## TASK BRIEF
Repeat the listing in full, preserving every character.

>> begin

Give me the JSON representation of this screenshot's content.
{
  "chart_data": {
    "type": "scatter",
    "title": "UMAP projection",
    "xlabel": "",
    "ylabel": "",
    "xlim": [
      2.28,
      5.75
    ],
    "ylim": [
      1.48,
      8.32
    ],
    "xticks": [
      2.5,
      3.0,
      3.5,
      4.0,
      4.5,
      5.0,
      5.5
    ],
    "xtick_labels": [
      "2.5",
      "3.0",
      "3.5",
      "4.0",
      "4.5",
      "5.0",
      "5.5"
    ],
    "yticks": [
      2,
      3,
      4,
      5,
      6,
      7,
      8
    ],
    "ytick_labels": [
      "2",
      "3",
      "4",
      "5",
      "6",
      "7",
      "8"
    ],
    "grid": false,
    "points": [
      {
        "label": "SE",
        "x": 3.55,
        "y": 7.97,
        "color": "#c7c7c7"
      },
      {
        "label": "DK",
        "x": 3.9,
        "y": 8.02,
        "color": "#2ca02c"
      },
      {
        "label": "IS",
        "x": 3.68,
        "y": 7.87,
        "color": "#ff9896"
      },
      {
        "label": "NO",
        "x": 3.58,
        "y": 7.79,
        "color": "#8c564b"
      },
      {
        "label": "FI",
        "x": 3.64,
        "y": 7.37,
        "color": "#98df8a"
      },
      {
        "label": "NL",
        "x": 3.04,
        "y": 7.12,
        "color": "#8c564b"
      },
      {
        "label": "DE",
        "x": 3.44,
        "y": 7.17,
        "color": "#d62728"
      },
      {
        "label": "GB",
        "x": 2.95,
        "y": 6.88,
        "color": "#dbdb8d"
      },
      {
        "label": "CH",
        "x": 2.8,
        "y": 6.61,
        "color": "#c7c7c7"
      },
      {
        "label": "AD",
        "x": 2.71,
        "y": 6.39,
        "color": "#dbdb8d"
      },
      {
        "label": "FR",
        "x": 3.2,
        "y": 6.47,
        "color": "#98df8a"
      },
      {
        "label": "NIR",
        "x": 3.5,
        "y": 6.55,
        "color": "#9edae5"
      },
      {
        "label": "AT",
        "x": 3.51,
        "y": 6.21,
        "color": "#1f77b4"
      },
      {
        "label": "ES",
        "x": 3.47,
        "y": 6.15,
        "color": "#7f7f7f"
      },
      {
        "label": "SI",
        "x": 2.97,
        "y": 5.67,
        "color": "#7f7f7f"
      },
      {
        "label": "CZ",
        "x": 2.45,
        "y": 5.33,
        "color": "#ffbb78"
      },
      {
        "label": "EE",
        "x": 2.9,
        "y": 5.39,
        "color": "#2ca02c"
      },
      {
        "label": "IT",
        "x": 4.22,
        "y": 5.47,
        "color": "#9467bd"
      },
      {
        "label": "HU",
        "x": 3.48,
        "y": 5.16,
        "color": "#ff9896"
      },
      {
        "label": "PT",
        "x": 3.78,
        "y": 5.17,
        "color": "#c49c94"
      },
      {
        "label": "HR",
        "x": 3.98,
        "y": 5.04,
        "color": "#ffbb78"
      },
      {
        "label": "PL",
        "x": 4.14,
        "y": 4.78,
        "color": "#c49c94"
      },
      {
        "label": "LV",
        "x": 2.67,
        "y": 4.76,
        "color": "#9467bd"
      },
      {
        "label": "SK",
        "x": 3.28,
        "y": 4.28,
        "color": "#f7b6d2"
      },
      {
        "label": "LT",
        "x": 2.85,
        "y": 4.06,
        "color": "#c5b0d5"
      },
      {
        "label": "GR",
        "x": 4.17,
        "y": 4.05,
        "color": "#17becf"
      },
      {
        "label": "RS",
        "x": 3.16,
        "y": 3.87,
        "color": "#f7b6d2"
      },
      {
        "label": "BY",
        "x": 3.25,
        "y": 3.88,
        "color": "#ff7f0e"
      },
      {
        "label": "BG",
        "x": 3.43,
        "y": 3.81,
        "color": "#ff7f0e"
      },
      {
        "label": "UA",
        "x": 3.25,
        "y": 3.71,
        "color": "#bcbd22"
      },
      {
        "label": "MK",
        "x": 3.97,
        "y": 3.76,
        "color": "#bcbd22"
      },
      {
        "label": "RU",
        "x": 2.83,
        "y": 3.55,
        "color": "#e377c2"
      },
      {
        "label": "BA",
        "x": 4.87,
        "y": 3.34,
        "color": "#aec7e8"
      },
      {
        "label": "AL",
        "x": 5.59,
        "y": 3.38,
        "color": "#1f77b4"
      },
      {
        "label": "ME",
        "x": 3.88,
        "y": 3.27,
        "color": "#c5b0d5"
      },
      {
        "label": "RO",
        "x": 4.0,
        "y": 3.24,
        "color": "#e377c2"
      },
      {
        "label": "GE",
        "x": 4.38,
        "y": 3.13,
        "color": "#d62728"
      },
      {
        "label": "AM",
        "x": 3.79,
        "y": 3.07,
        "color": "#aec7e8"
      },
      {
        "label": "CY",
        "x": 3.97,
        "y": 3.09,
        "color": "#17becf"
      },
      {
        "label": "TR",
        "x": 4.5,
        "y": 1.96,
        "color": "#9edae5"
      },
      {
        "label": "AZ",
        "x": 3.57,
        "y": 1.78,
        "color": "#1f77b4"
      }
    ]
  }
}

>> end

## PROBLEM SOLUTION
Give me the JSON representation of this screenshot's content.
{
  "chart_data": {
    "type": "scatter",
    "title": "UMAP projection",
    "xlabel": "",
    "ylabel": "",
    "xlim": [
      2.28,
      5.75
    ],
    "ylim": [
      1.48,
      8.32
    ],
    "xticks": [
      2.5,
      3.0,
      3.5,
      4.0,
      4.5,
      5.0,
      5.5
    ],
    "xtick_labels": [
      "2.5",
      "3.0",
      "3.5",
      "4.0",
      "4.5",
      "5.0",
      "5.5"
    ],
    "yticks": [
      2,
      3,
      4,
      5,
      6,
      7,
      8
    ],
    "ytick_labels": [
      "2",
      "3",
      "4",
      "5",
      "6",
      "7",
      "8"
    ],
    "grid": false,
    "points": [
      {
        "label": "SE",
        "x": 3.55,
        "y": 7.97,
        "color": "#c7c7c7"
      },
      {
        "label": "DK",
        "x": 3.9,
        "y": 8.02,
        "color": "#2ca02c"
      },
      {
        "label": "IS",
        "x": 3.68,
        "y": 7.87,
        "color": "#ff9896"
      },
      {
        "label": "NO",
        "x": 3.58,
        "y": 7.79,
        "color": "#8c564b"
      },
      {
        "label": "FI",
        "x": 3.64,
        "y": 7.37,
        "color": "#98df8a"
      },
      {
        "label": "NL",
        "x": 3.04,
        "y": 7.12,
        "color": "#8c564b"
      },
      {
        "label": "DE",
        "x": 3.44,
        "y": 7.17,
        "color": "#d62728"
      },
      {
        "label": "GB",
        "x": 2.95,
        "y": 6.88,
        "color": "#dbdb8d"
      },
      {
        "label": "CH",
        "x": 2.8,
        "y": 6.61,
        "color": "#c7c7c7"
      },
      {
        "label": "AD",
        "x": 2.71,
        "y": 6.39,
        "color": "#dbdb8d"
      },
      {
        "label": "FR",
        "x": 3.2,
        "y": 6.47,
        "color": "#98df8a"
      },
      {
        "label": "NIR",
        "x": 3.5,
        "y": 6.55,
        "color": "#9edae5"
      },
      {
        "label": "AT",
        "x": 3.51,
        "y": 6.21,
        "color": "#1f77b4"
      },
      {
        "label": "ES",
        "x": 3.47,
        "y": 6.15,
        "color": "#7f7f7f"
      },
      {
        "label": "SI",
        "x": 2.97,
        "y": 5.67,
        "color": "#7f7f7f"
      },
      {
        "label": "CZ",
        "x": 2.45,
        "y": 5.33,
        "color": "#ffbb78"
      },
      {
        "label": "EE",
        "x": 2.9,
        "y": 5.39,
        "color": "#2ca02c"
      },
      {
        "label": "IT",
        "x": 4.22,
        "y": 5.47,
        "color": "#9467bd"
      },
      {
        "label": "HU",
        "x": 3.48,
        "y": 5.16,
        "color": "#ff9896"
      },
      {
        "label": "PT",
        "x": 3.78,
        "y": 5.17,
        "color": "#c49c94"
      },
      {
        "label": "HR",
        "x": 3.98,
        "y": 5.04,
        "color": "#ffbb78"
      },
      {
        "label": "PL",
        "x": 4.14,
        "y": 4.78,
        "color": "#c49c94"
      },
      {
        "label": "LV",
        "x": 2.67,
        "y": 4.76,
        "color": "#9467bd"
      },
      {
        "label": "SK",
        "x": 3.28,
        "y": 4.28,
        "color": "#f7b6d2"
      },
      {
        "label": "LT",
        "x": 2.85,
        "y": 4.06,
        "color": "#c5b0d5"
      },
      {
        "label": "GR",
        "x": 4.17,
        "y": 4.05,
        "color": "#17becf"
      },
      {
        "label": "RS",
        "x": 3.16,
        "y": 3.87,
        "color": "#f7b6d2"
      },
      {
        "label": "BY",
        "x": 3.25,
        "y": 3.88,
        "color": "#ff7f0e"
      },
      {
        "label": "BG",
        "x": 3.43,
        "y": 3.81,
        "color": "#ff7f0e"
      },
      {
        "label": "UA",
        "x": 3.25,
        "y": 3.71,
        "color": "#bcbd22"
      },
      {
        "label": "MK",
        "x": 3.97,
        "y": 3.76,
        "color": "#bcbd22"
      },
      {
        "label": "RU",
        "x": 2.83,
        "y": 3.55,
        "color": "#e377c2"
      },
      {
        "label": "BA",
        "x": 4.87,
        "y": 3.34,
        "color": "#aec7e8"
      },
      {
        "label": "AL",
        "x": 5.59,
        "y": 3.38,
        "color": "#1f77b4"
      },
      {
        "label": "ME",
        "x": 3.88,
        "y": 3.27,
        "color": "#c5b0d5"
      },
      {
        "label": "RO",
        "x": 4.0,
        "y": 3.24,
        "color": "#e377c2"
      },
      {
        "label": "GE",
        "x": 4.38,
        "y": 3.13,
        "color": "#d62728"
      },
      {
        "label": "AM",
        "x": 3.79,
        "y": 3.07,
        "color": "#aec7e8"
      },
      {
        "label": "CY",
        "x": 3.97,
        "y": 3.09,
        "color": "#17becf"
      },
      {
        "label": "TR",
        "x": 4.5,
        "y": 1.96,
        "color": "#9edae5"
      },
      {
        "label": "AZ",
        "x": 3.57,
        "y": 1.78,
        "color": "#1f77b4"
      }
    ]
  }
}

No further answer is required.